§ **What you should do**: Take each line containing "ffffff" and report it exactly as written.

(Dataset records on visual material)
begin
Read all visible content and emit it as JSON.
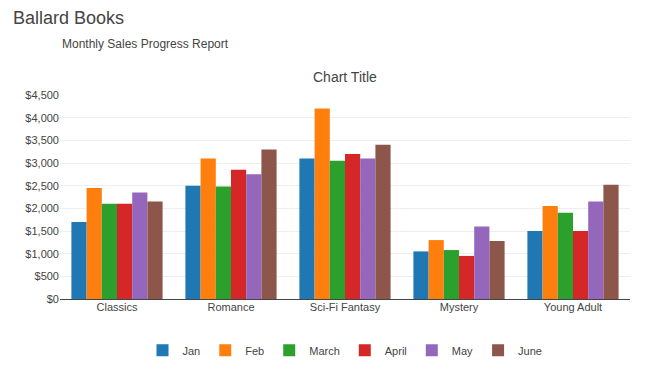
{
  "chart_data": {
    "type": "bar",
    "title": "Ballard Books",
    "subtitle": "Monthly Sales Progress Report",
    "annotations": [
      "Chart Title"
    ],
    "categories": [
      "Classics",
      "Romance",
      "Sci-Fi Fantasy",
      "Mystery",
      "Young Adult"
    ],
    "series": [
      {
        "name": "Jan",
        "values": [
          1700,
          2500,
          3100,
          1050,
          1500
        ]
      },
      {
        "name": "Feb",
        "values": [
          2450,
          3100,
          4200,
          1300,
          2050
        ]
      },
      {
        "name": "March",
        "values": [
          2100,
          2480,
          3050,
          1080,
          1900
        ]
      },
      {
        "name": "April",
        "values": [
          2100,
          2850,
          3200,
          950,
          1500
        ]
      },
      {
        "name": "May",
        "values": [
          2350,
          2750,
          3100,
          1600,
          2150
        ]
      },
      {
        "name": "June",
        "values": [
          2150,
          3300,
          3400,
          1280,
          2520
        ]
      }
    ],
    "ylim": [
      0,
      4500
    ],
    "yticks": [
      {
        "value": 0,
        "label": "$0"
      },
      {
        "value": 500,
        "label": "$500"
      },
      {
        "value": 1000,
        "label": "$1,000"
      },
      {
        "value": 1500,
        "label": "$1,500"
      },
      {
        "value": 2000,
        "label": "$2,000"
      },
      {
        "value": 2500,
        "label": "$2,500"
      },
      {
        "value": 3000,
        "label": "$3,000"
      },
      {
        "value": 3500,
        "label": "$3,500"
      },
      {
        "value": 4000,
        "label": "$4,000"
      },
      {
        "value": 4500,
        "label": "$4,500"
      }
    ],
    "grid": true,
    "legend": "bottom"
  }
}
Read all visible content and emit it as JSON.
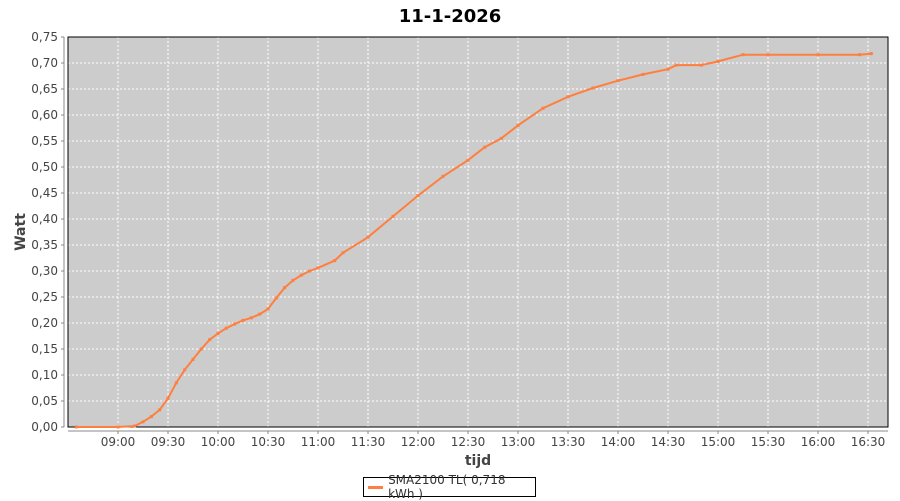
{
  "chart_data": {
    "type": "line",
    "title": "11-1-2026",
    "xlabel": "tijd",
    "ylabel": "Watt",
    "xlim": [
      "08:30",
      "16:42"
    ],
    "ylim": [
      0,
      0.75
    ],
    "grid": true,
    "legend_position": "bottom",
    "x_ticks": [
      "09:00",
      "09:30",
      "10:00",
      "10:30",
      "11:00",
      "11:30",
      "12:00",
      "12:30",
      "13:00",
      "13:30",
      "14:00",
      "14:30",
      "15:00",
      "15:30",
      "16:00",
      "16:30"
    ],
    "y_ticks": [
      "0,00",
      "0,05",
      "0,10",
      "0,15",
      "0,20",
      "0,25",
      "0,30",
      "0,35",
      "0,40",
      "0,45",
      "0,50",
      "0,55",
      "0,60",
      "0,65",
      "0,70",
      "0,75"
    ],
    "colors": {
      "plot_background": "#cccccc",
      "gridline": "#ffffff",
      "series": "#ff7f3f"
    },
    "series": [
      {
        "name": "SMA2100 TL( 0,718 kWh )",
        "x": [
          "08:35",
          "09:00",
          "09:10",
          "09:15",
          "09:20",
          "09:25",
          "09:30",
          "09:35",
          "09:40",
          "09:45",
          "09:50",
          "09:55",
          "10:00",
          "10:05",
          "10:10",
          "10:15",
          "10:20",
          "10:25",
          "10:30",
          "10:35",
          "10:40",
          "10:45",
          "10:50",
          "10:55",
          "11:00",
          "11:10",
          "11:15",
          "11:30",
          "11:45",
          "12:00",
          "12:15",
          "12:30",
          "12:40",
          "12:50",
          "13:00",
          "13:15",
          "13:30",
          "13:45",
          "14:00",
          "14:15",
          "14:30",
          "14:35",
          "14:50",
          "15:00",
          "15:15",
          "15:30",
          "16:00",
          "16:25",
          "16:32"
        ],
        "y": [
          0,
          0,
          0.002,
          0.01,
          0.02,
          0.033,
          0.055,
          0.085,
          0.11,
          0.13,
          0.15,
          0.168,
          0.18,
          0.19,
          0.198,
          0.205,
          0.21,
          0.217,
          0.227,
          0.248,
          0.268,
          0.282,
          0.292,
          0.3,
          0.306,
          0.32,
          0.335,
          0.365,
          0.405,
          0.445,
          0.482,
          0.513,
          0.538,
          0.555,
          0.58,
          0.613,
          0.635,
          0.652,
          0.666,
          0.678,
          0.688,
          0.696,
          0.696,
          0.703,
          0.716,
          0.716,
          0.716,
          0.716,
          0.718
        ]
      }
    ]
  }
}
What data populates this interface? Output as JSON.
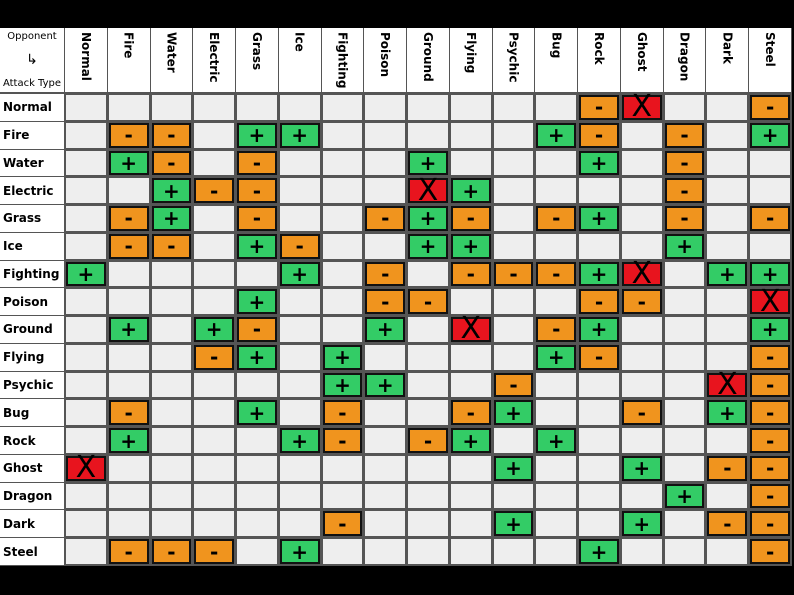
{
  "header": {
    "opponent": "Opponent",
    "attack_type": "Attack Type"
  },
  "columns": [
    "Normal",
    "Fire",
    "Water",
    "Electric",
    "Grass",
    "Ice",
    "Fighting",
    "Poison",
    "Ground",
    "Flying",
    "Psychic",
    "Bug",
    "Rock",
    "Ghost",
    "Dragon",
    "Dark",
    "Steel"
  ],
  "rows": [
    {
      "label": "Normal",
      "cells": [
        null,
        null,
        null,
        null,
        null,
        null,
        null,
        null,
        null,
        null,
        null,
        null,
        "-",
        "X",
        null,
        null,
        "-"
      ]
    },
    {
      "label": "Fire",
      "cells": [
        null,
        "-",
        "-",
        null,
        "+",
        "+",
        null,
        null,
        null,
        null,
        null,
        "+",
        "-",
        null,
        "-",
        null,
        "+"
      ]
    },
    {
      "label": "Water",
      "cells": [
        null,
        "+",
        "-",
        null,
        "-",
        null,
        null,
        null,
        "+",
        null,
        null,
        null,
        "+",
        null,
        "-",
        null,
        null
      ]
    },
    {
      "label": "Electric",
      "cells": [
        null,
        null,
        "+",
        "-",
        "-",
        null,
        null,
        null,
        "X",
        "+",
        null,
        null,
        null,
        null,
        "-",
        null,
        null
      ]
    },
    {
      "label": "Grass",
      "cells": [
        null,
        "-",
        "+",
        null,
        "-",
        null,
        null,
        "-",
        "+",
        "-",
        null,
        "-",
        "+",
        null,
        "-",
        null,
        "-"
      ]
    },
    {
      "label": "Ice",
      "cells": [
        null,
        "-",
        "-",
        null,
        "+",
        "-",
        null,
        null,
        "+",
        "+",
        null,
        null,
        null,
        null,
        "+",
        null,
        null
      ]
    },
    {
      "label": "Fighting",
      "cells": [
        "+",
        null,
        null,
        null,
        null,
        "+",
        null,
        "-",
        null,
        "-",
        "-",
        "-",
        "+",
        "X",
        null,
        "+",
        "+"
      ]
    },
    {
      "label": "Poison",
      "cells": [
        null,
        null,
        null,
        null,
        "+",
        null,
        null,
        "-",
        "-",
        null,
        null,
        null,
        "-",
        "-",
        null,
        null,
        "X"
      ]
    },
    {
      "label": "Ground",
      "cells": [
        null,
        "+",
        null,
        "+",
        "-",
        null,
        null,
        "+",
        null,
        "X",
        null,
        "-",
        "+",
        null,
        null,
        null,
        "+"
      ]
    },
    {
      "label": "Flying",
      "cells": [
        null,
        null,
        null,
        "-",
        "+",
        null,
        "+",
        null,
        null,
        null,
        null,
        "+",
        "-",
        null,
        null,
        null,
        "-"
      ]
    },
    {
      "label": "Psychic",
      "cells": [
        null,
        null,
        null,
        null,
        null,
        null,
        "+",
        "+",
        null,
        null,
        "-",
        null,
        null,
        null,
        null,
        "X",
        "-"
      ]
    },
    {
      "label": "Bug",
      "cells": [
        null,
        "-",
        null,
        null,
        "+",
        null,
        "-",
        null,
        null,
        "-",
        "+",
        null,
        null,
        "-",
        null,
        "+",
        "-"
      ]
    },
    {
      "label": "Rock",
      "cells": [
        null,
        "+",
        null,
        null,
        null,
        "+",
        "-",
        null,
        "-",
        "+",
        null,
        "+",
        null,
        null,
        null,
        null,
        "-"
      ]
    },
    {
      "label": "Ghost",
      "cells": [
        "X",
        null,
        null,
        null,
        null,
        null,
        null,
        null,
        null,
        null,
        "+",
        null,
        null,
        "+",
        null,
        "-",
        "-"
      ]
    },
    {
      "label": "Dragon",
      "cells": [
        null,
        null,
        null,
        null,
        null,
        null,
        null,
        null,
        null,
        null,
        null,
        null,
        null,
        null,
        "+",
        null,
        "-"
      ]
    },
    {
      "label": "Dark",
      "cells": [
        null,
        null,
        null,
        null,
        null,
        null,
        "-",
        null,
        null,
        null,
        "+",
        null,
        null,
        "+",
        null,
        "-",
        "-"
      ]
    },
    {
      "label": "Steel",
      "cells": [
        null,
        "-",
        "-",
        "-",
        null,
        "+",
        null,
        null,
        null,
        null,
        null,
        null,
        "+",
        null,
        null,
        null,
        "-"
      ]
    }
  ]
}
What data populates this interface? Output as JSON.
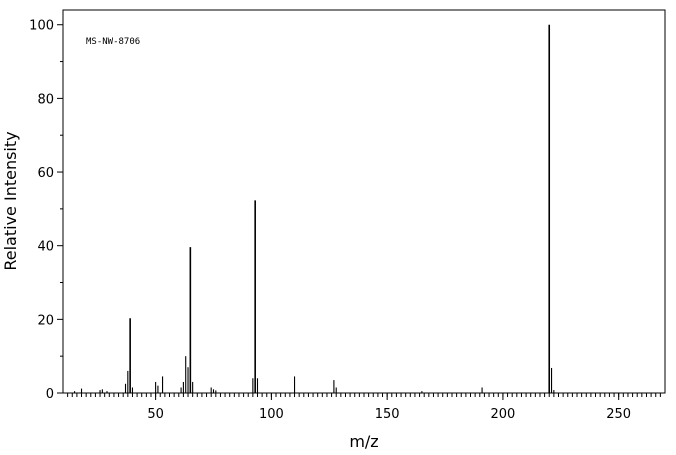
{
  "chart_data": {
    "type": "bar",
    "xlabel": "m/z",
    "ylabel": "Relative Intensity",
    "annotation": "MS-NW-8706",
    "xlim": [
      10,
      270
    ],
    "ylim": [
      0,
      104
    ],
    "x_major_ticks": [
      50,
      100,
      150,
      200,
      250
    ],
    "x_tick_labels": [
      "50",
      "100",
      "150",
      "200",
      "250"
    ],
    "y_major_ticks": [
      0,
      20,
      40,
      60,
      80,
      100
    ],
    "y_tick_labels": [
      "0",
      "20",
      "40",
      "60",
      "80",
      "100"
    ],
    "grid": false,
    "colors": {
      "axis": "#000000",
      "bars": "#000000",
      "background": "#ffffff"
    },
    "peaks": [
      {
        "mz": 15,
        "intensity": 0.5
      },
      {
        "mz": 18,
        "intensity": 1.2
      },
      {
        "mz": 26,
        "intensity": 0.8
      },
      {
        "mz": 27,
        "intensity": 1.0
      },
      {
        "mz": 29,
        "intensity": 0.5
      },
      {
        "mz": 37,
        "intensity": 2.5
      },
      {
        "mz": 38,
        "intensity": 6.0
      },
      {
        "mz": 39,
        "intensity": 20.3
      },
      {
        "mz": 40,
        "intensity": 1.5
      },
      {
        "mz": 50,
        "intensity": 3.0
      },
      {
        "mz": 51,
        "intensity": 2.0
      },
      {
        "mz": 53,
        "intensity": 4.5
      },
      {
        "mz": 61,
        "intensity": 1.5
      },
      {
        "mz": 62,
        "intensity": 3.0
      },
      {
        "mz": 63,
        "intensity": 10.0
      },
      {
        "mz": 64,
        "intensity": 7.0
      },
      {
        "mz": 65,
        "intensity": 39.6
      },
      {
        "mz": 66,
        "intensity": 3.0
      },
      {
        "mz": 74,
        "intensity": 1.5
      },
      {
        "mz": 75,
        "intensity": 1.0
      },
      {
        "mz": 76,
        "intensity": 0.7
      },
      {
        "mz": 92,
        "intensity": 4.0
      },
      {
        "mz": 93,
        "intensity": 52.3
      },
      {
        "mz": 94,
        "intensity": 4.0
      },
      {
        "mz": 110,
        "intensity": 4.5
      },
      {
        "mz": 127,
        "intensity": 3.5
      },
      {
        "mz": 128,
        "intensity": 1.5
      },
      {
        "mz": 165,
        "intensity": 0.5
      },
      {
        "mz": 191,
        "intensity": 1.5
      },
      {
        "mz": 220,
        "intensity": 100
      },
      {
        "mz": 221,
        "intensity": 6.8
      },
      {
        "mz": 222,
        "intensity": 0.8
      }
    ]
  }
}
end
§ **Answer to this problem**:
      "gridline": "#ffffff",
      "background": "#ffffff"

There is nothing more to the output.